◆ GIVEN REQUEST ◆
Each line of the material must be returned exactly.
···
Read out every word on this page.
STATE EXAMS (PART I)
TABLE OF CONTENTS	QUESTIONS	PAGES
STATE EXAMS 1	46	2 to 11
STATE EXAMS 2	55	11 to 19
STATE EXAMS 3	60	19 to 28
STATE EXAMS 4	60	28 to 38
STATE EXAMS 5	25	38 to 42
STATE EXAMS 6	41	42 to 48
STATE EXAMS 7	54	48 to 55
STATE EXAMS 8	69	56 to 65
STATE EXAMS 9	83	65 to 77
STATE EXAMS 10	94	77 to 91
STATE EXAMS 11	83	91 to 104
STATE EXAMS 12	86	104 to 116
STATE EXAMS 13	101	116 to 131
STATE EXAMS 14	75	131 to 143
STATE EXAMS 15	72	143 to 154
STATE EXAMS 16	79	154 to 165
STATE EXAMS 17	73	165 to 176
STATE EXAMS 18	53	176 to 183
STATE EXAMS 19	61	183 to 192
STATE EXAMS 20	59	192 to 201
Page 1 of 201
···
◆ TASK RESULT ◆
Read out every word on this page.
STATE EXAMS (PART I)
TABLE OF CONTENTS	QUESTIONS	PAGES
STATE EXAMS 1	46	2 to 11
STATE EXAMS 2	55	11 to 19
STATE EXAMS 3	60	19 to 28
STATE EXAMS 4	60	28 to 38
STATE EXAMS 5	25	38 to 42
STATE EXAMS 6	41	42 to 48
STATE EXAMS 7	54	48 to 55
STATE EXAMS 8	69	56 to 65
STATE EXAMS 9	83	65 to 77
STATE EXAMS 10	94	77 to 91
STATE EXAMS 11	83	91 to 104
STATE EXAMS 12	86	104 to 116
STATE EXAMS 13	101	116 to 131
STATE EXAMS 14	75	131 to 143
STATE EXAMS 15	72	143 to 154
STATE EXAMS 16	79	154 to 165
STATE EXAMS 17	73	165 to 176
STATE EXAMS 18	53	176 to 183
STATE EXAMS 19	61	183 to 192
STATE EXAMS 20	59	192 to 201
Page 1 of 201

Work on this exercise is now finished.